Set every record down verbatim and omit the pictures.

(Dataset listings of figures)
|---|

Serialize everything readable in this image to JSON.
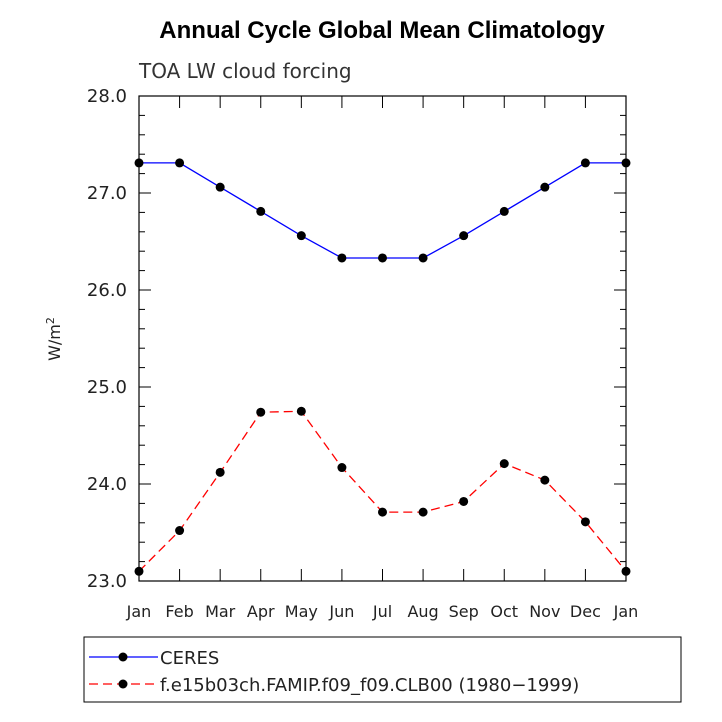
{
  "chart_data": {
    "type": "line",
    "title": "Annual Cycle Global Mean Climatology",
    "subtitle": "TOA LW cloud forcing",
    "ylabel": "W/m",
    "ylabel_sup": "2",
    "xlabel": "",
    "ylim": [
      23.0,
      28.0
    ],
    "yticks": [
      "23.0",
      "24.0",
      "25.0",
      "26.0",
      "27.0",
      "28.0"
    ],
    "categories": [
      "Jan",
      "Feb",
      "Mar",
      "Apr",
      "May",
      "Jun",
      "Jul",
      "Aug",
      "Sep",
      "Oct",
      "Nov",
      "Dec",
      "Jan"
    ],
    "series": [
      {
        "name": "CERES",
        "color": "#0000ff",
        "dash": "solid",
        "values": [
          27.31,
          27.31,
          27.06,
          26.81,
          26.56,
          26.33,
          26.33,
          26.33,
          26.56,
          26.81,
          27.06,
          27.31,
          27.31
        ]
      },
      {
        "name": "f.e15b03ch.FAMIP.f09_f09.CLB00 (1980−1999)",
        "color": "#ff0000",
        "dash": "dashed",
        "values": [
          23.1,
          23.52,
          24.12,
          24.74,
          24.75,
          24.17,
          23.71,
          23.71,
          23.82,
          24.21,
          24.04,
          23.61,
          23.1
        ]
      }
    ],
    "legend_position": "bottom-left"
  }
}
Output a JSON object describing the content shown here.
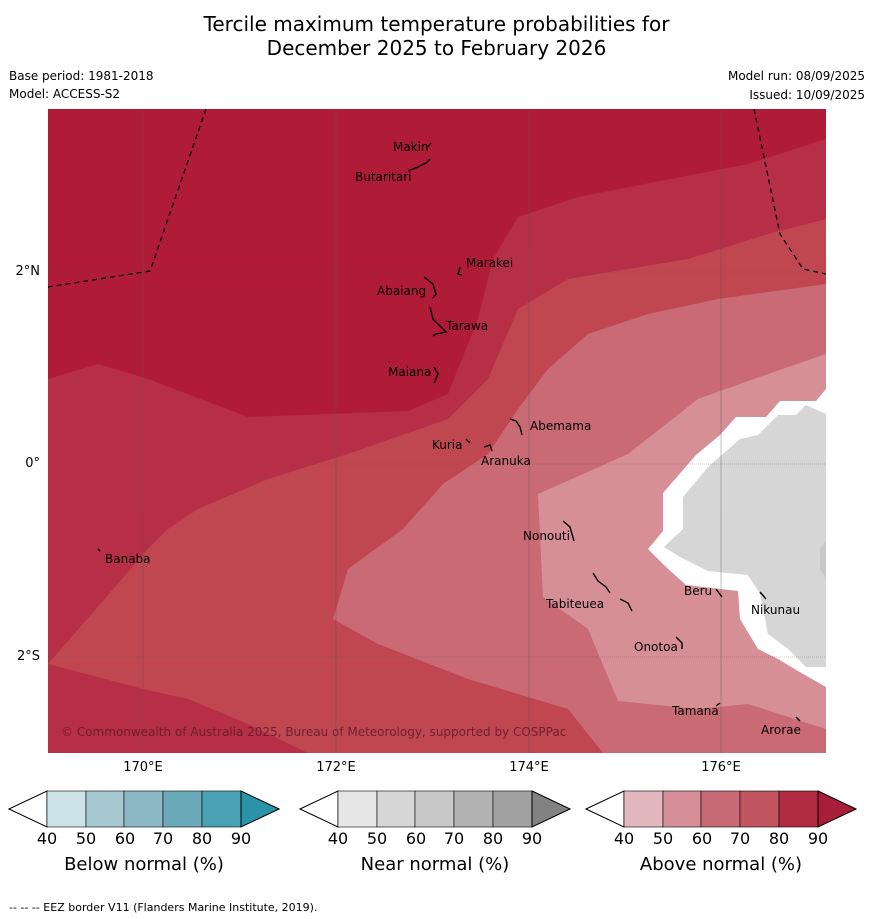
{
  "title_line1": "Tercile maximum temperature probabilities for",
  "title_line2": "December 2025 to February 2026",
  "base_period": "Base period: 1981-2018",
  "model": "Model: ACCESS-S2",
  "model_run": "Model run: 08/09/2025",
  "issued": "Issued: 10/09/2025",
  "copyright": "© Commonwealth of Australia 2025, Bureau of Meteorology, supported by COSPPac",
  "lat_labels": [
    "2°N",
    "0°",
    "2°S"
  ],
  "lon_labels": [
    "170°E",
    "172°E",
    "174°E",
    "176°E"
  ],
  "places": {
    "makin": "Makin",
    "butaritari": "Butaritari",
    "marakei": "Marakei",
    "abaiang": "Abaiang",
    "tarawa": "Tarawa",
    "maiana": "Maiana",
    "abemama": "Abemama",
    "kuria": "Kuria",
    "aranuka": "Aranuka",
    "banaba": "Banaba",
    "nonouti": "Nonouti",
    "beru": "Beru",
    "tabiteuea": "Tabiteuea",
    "nikunau": "Nikunau",
    "onotoa": "Onotoa",
    "tamana": "Tamana",
    "arorae": "Arorae"
  },
  "colorbars": {
    "below": {
      "title": "Below normal (%)",
      "ticks": [
        "40",
        "50",
        "60",
        "70",
        "80",
        "90"
      ],
      "colors": [
        "#ffffff",
        "#cce3ea",
        "#a6c9d2",
        "#8bb8c4",
        "#6aaab9",
        "#48a2b3",
        "#2b93a8"
      ]
    },
    "near": {
      "title": "Near normal (%)",
      "ticks": [
        "40",
        "50",
        "60",
        "70",
        "80",
        "90"
      ],
      "colors": [
        "#ffffff",
        "#e6e6e6",
        "#d6d6d6",
        "#c8c8c8",
        "#b3b3b3",
        "#a1a1a1",
        "#828282"
      ]
    },
    "above": {
      "title": "Above normal (%)",
      "ticks": [
        "40",
        "50",
        "60",
        "70",
        "80",
        "90"
      ],
      "colors": [
        "#ffffff",
        "#e2b7bd",
        "#d68e98",
        "#c86a75",
        "#c15660",
        "#b22c41",
        "#a81d3a"
      ]
    }
  },
  "map_colors": {
    "above_90": "#b01c38",
    "above_80": "#b72f46",
    "above_70": "#c04651",
    "above_60": "#c96a74",
    "above_50": "#d68f97",
    "near_50": "#d6d6d6"
  },
  "footnote": "--  --  -- EEZ border V11 (Flanders Marine Institute, 2019)."
}
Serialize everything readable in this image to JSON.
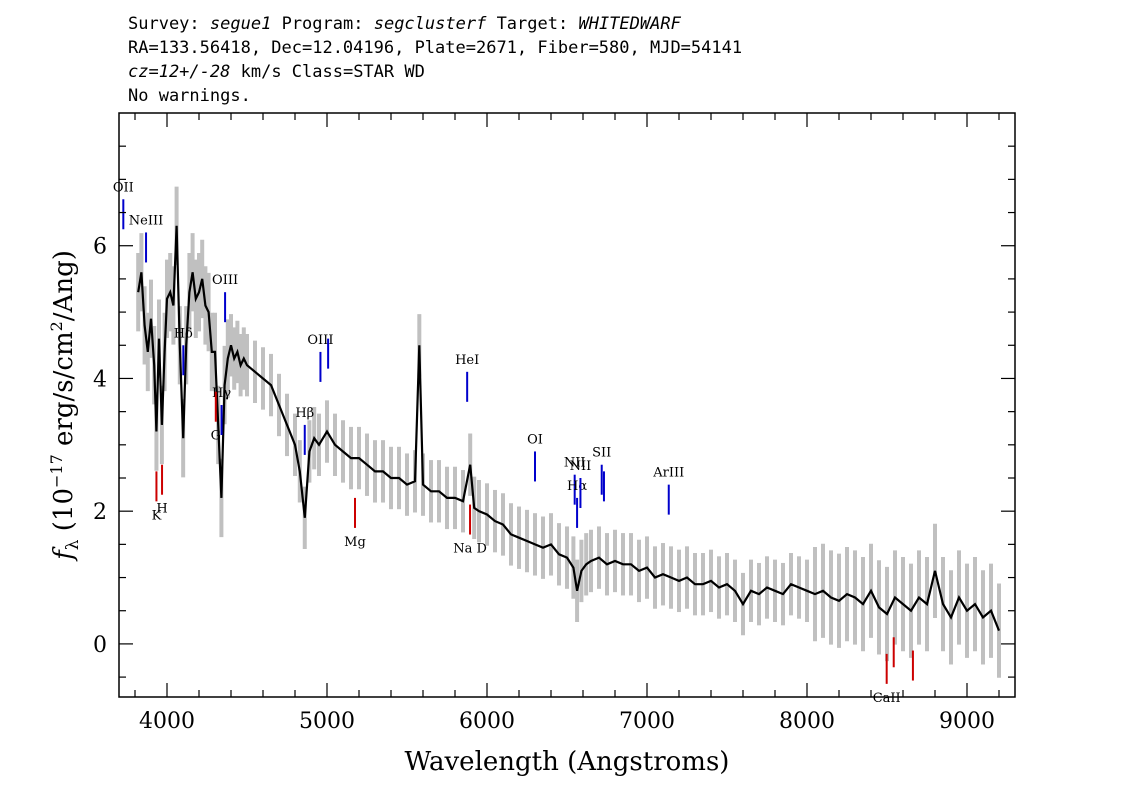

|---|

■ **OUTPUT**
Serialize everything readable in this image to JSON.
{
  "chart_data": {
    "type": "line",
    "title": "Annual Cycle Global Mean Climatology",
    "subtitle": "TOA LW cloud forcing",
    "ylabel": "W/m",
    "ylabel_sup": "2",
    "xlabel": "",
    "ylim": [
      23.0,
      28.0
    ],
    "yticks": [
      "23.0",
      "24.0",
      "25.0",
      "26.0",
      "27.0",
      "28.0"
    ],
    "categories": [
      "Jan",
      "Feb",
      "Mar",
      "Apr",
      "May",
      "Jun",
      "Jul",
      "Aug",
      "Sep",
      "Oct",
      "Nov",
      "Dec",
      "Jan"
    ],
    "series": [
      {
        "name": "CERES",
        "color": "#0000ff",
        "dash": "solid",
        "values": [
          27.31,
          27.31,
          27.06,
          26.81,
          26.56,
          26.33,
          26.33,
          26.33,
          26.56,
          26.81,
          27.06,
          27.31,
          27.31
        ]
      },
      {
        "name": "f.e15b03ch.FAMIP.f09_f09.CLB00 (1980−1999)",
        "color": "#ff0000",
        "dash": "dashed",
        "values": [
          23.1,
          23.52,
          24.12,
          24.74,
          24.75,
          24.17,
          23.71,
          23.71,
          23.82,
          24.21,
          24.04,
          23.61,
          23.1
        ]
      }
    ],
    "legend_position": "bottom-left"
  }
}
Output a JSON object describing the content shown here.
{
  "title_line1": "Tercile maximum temperature probabilities for",
  "title_line2": "December 2025 to February 2026",
  "base_period": "Base period: 1981-2018",
  "model": "Model: ACCESS-S2",
  "model_run": "Model run: 08/09/2025",
  "issued": "Issued: 10/09/2025",
  "copyright": "© Commonwealth of Australia 2025, Bureau of Meteorology, supported by COSPPac",
  "lat_labels": [
    "2°N",
    "0°",
    "2°S"
  ],
  "lon_labels": [
    "170°E",
    "172°E",
    "174°E",
    "176°E"
  ],
  "places": {
    "makin": "Makin",
    "butaritari": "Butaritari",
    "marakei": "Marakei",
    "abaiang": "Abaiang",
    "tarawa": "Tarawa",
    "maiana": "Maiana",
    "abemama": "Abemama",
    "kuria": "Kuria",
    "aranuka": "Aranuka",
    "banaba": "Banaba",
    "nonouti": "Nonouti",
    "beru": "Beru",
    "tabiteuea": "Tabiteuea",
    "nikunau": "Nikunau",
    "onotoa": "Onotoa",
    "tamana": "Tamana",
    "arorae": "Arorae"
  },
  "colorbars": {
    "below": {
      "title": "Below normal (%)",
      "ticks": [
        "40",
        "50",
        "60",
        "70",
        "80",
        "90"
      ],
      "colors": [
        "#ffffff",
        "#cce3ea",
        "#a6c9d2",
        "#8bb8c4",
        "#6aaab9",
        "#48a2b3",
        "#2b93a8"
      ]
    },
    "near": {
      "title": "Near normal (%)",
      "ticks": [
        "40",
        "50",
        "60",
        "70",
        "80",
        "90"
      ],
      "colors": [
        "#ffffff",
        "#e6e6e6",
        "#d6d6d6",
        "#c8c8c8",
        "#b3b3b3",
        "#a1a1a1",
        "#828282"
      ]
    },
    "above": {
      "title": "Above normal (%)",
      "ticks": [
        "40",
        "50",
        "60",
        "70",
        "80",
        "90"
      ],
      "colors": [
        "#ffffff",
        "#e2b7bd",
        "#d68e98",
        "#c86a75",
        "#c15660",
        "#b22c41",
        "#a81d3a"
      ]
    }
  },
  "map_colors": {
    "above_90": "#b01c38",
    "above_80": "#b72f46",
    "above_70": "#c04651",
    "above_60": "#c96a74",
    "above_50": "#d68f97",
    "near_50": "#d6d6d6"
  },
  "footnote": "--  --  -- EEZ border V11 (Flanders Marine Institute, 2019)."
}
Serialize everything readable in this image to JSON.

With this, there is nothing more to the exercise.